>> START Information shown

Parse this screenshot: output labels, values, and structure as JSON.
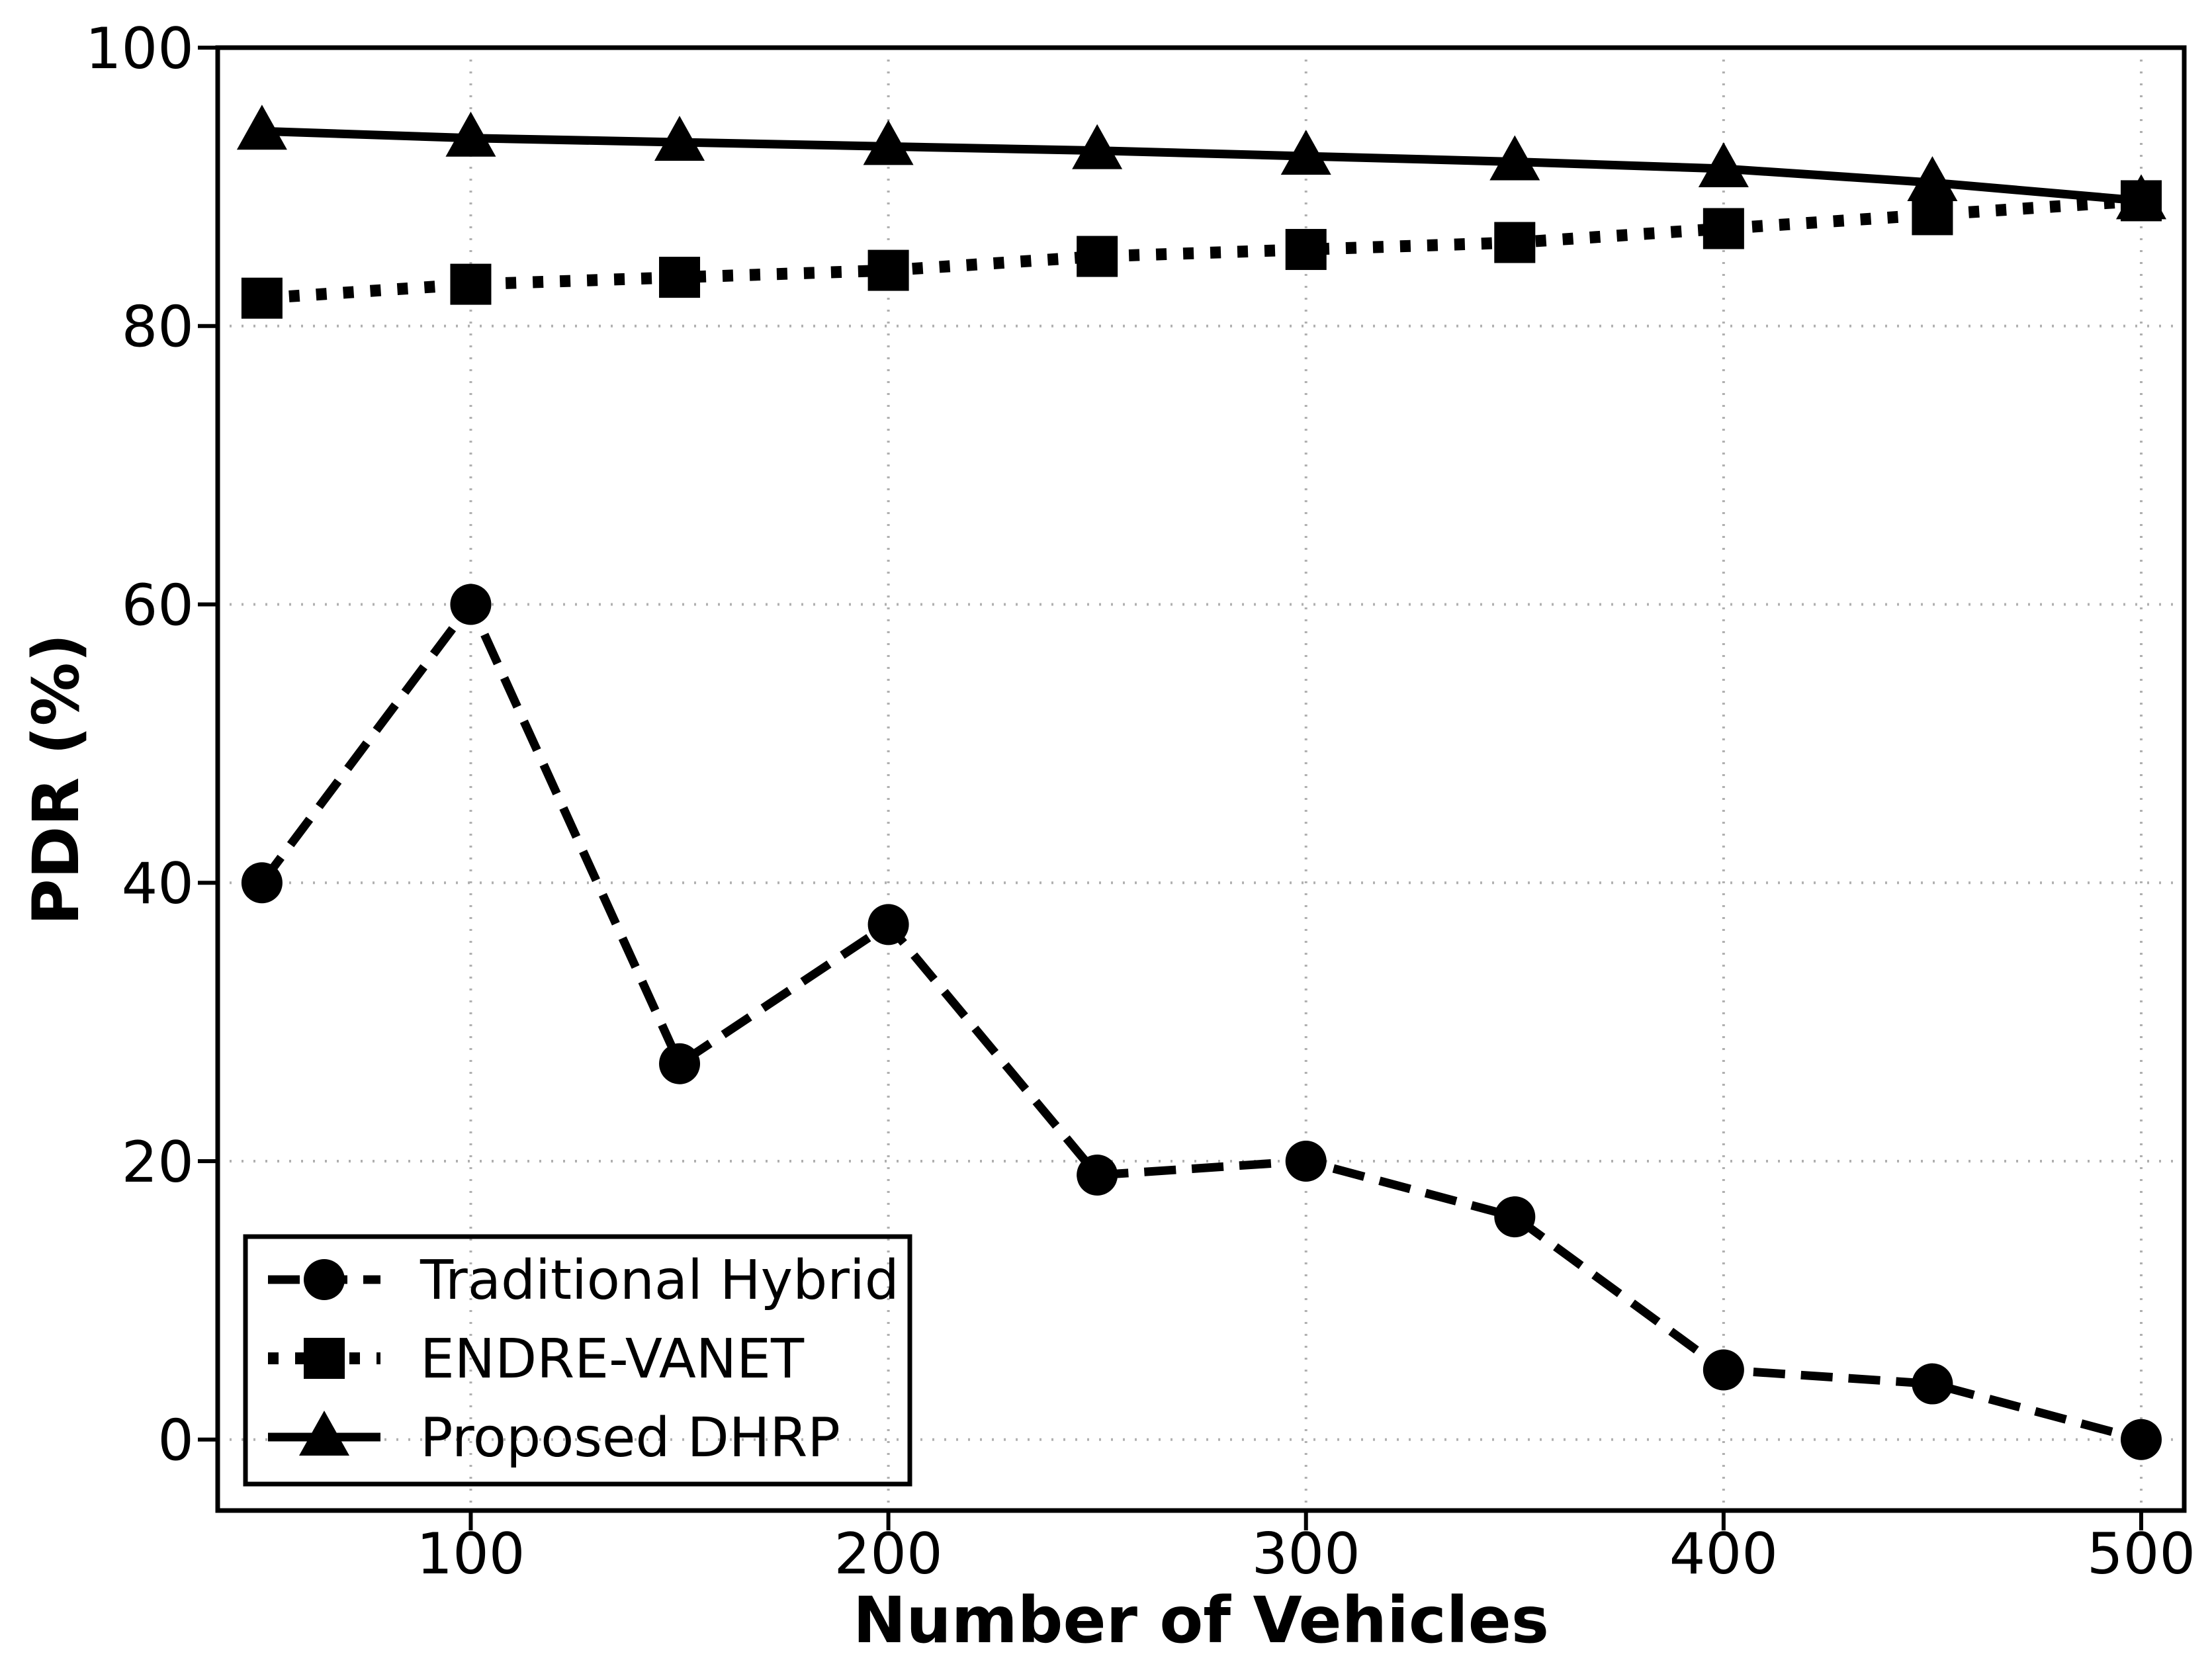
{
  "chart_data": {
    "type": "line",
    "title": "",
    "xlabel": "Number of Vehicles",
    "ylabel": "PDR (%)",
    "x": [
      50,
      100,
      150,
      200,
      250,
      300,
      350,
      400,
      450,
      500
    ],
    "series": [
      {
        "name": "Traditional Hybrid",
        "marker": "circle",
        "linestyle": "dashed",
        "color": "#000000",
        "values": [
          40,
          60,
          27,
          37,
          19,
          20,
          16,
          5,
          4,
          0
        ]
      },
      {
        "name": "ENDRE-VANET",
        "marker": "square",
        "linestyle": "dotted",
        "color": "#000000",
        "values": [
          82,
          83,
          83.5,
          84,
          85,
          85.5,
          86,
          87,
          88,
          89
        ]
      },
      {
        "name": "Proposed DHRP",
        "marker": "triangle",
        "linestyle": "solid",
        "color": "#000000",
        "values": [
          94,
          93.5,
          93.2,
          92.9,
          92.6,
          92.2,
          91.8,
          91.3,
          90.3,
          89
        ]
      }
    ],
    "xticks": [
      100,
      200,
      300,
      400,
      500
    ],
    "yticks": [
      0,
      20,
      40,
      60,
      80,
      100
    ],
    "xlim": [
      39.4,
      510.3
    ],
    "ylim": [
      -5.1,
      100
    ],
    "grid": true,
    "grid_color": "#b0b0b0",
    "axis_color": "#000000",
    "background": "#ffffff",
    "legend_position": "lower-left"
  }
}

>> END Information shown

• [Task instructions]
Copy out every line holding the string "marker".

• [Answer to this task]
        "marker": "circle",
        "marker": "square",
        "marker": "triangle",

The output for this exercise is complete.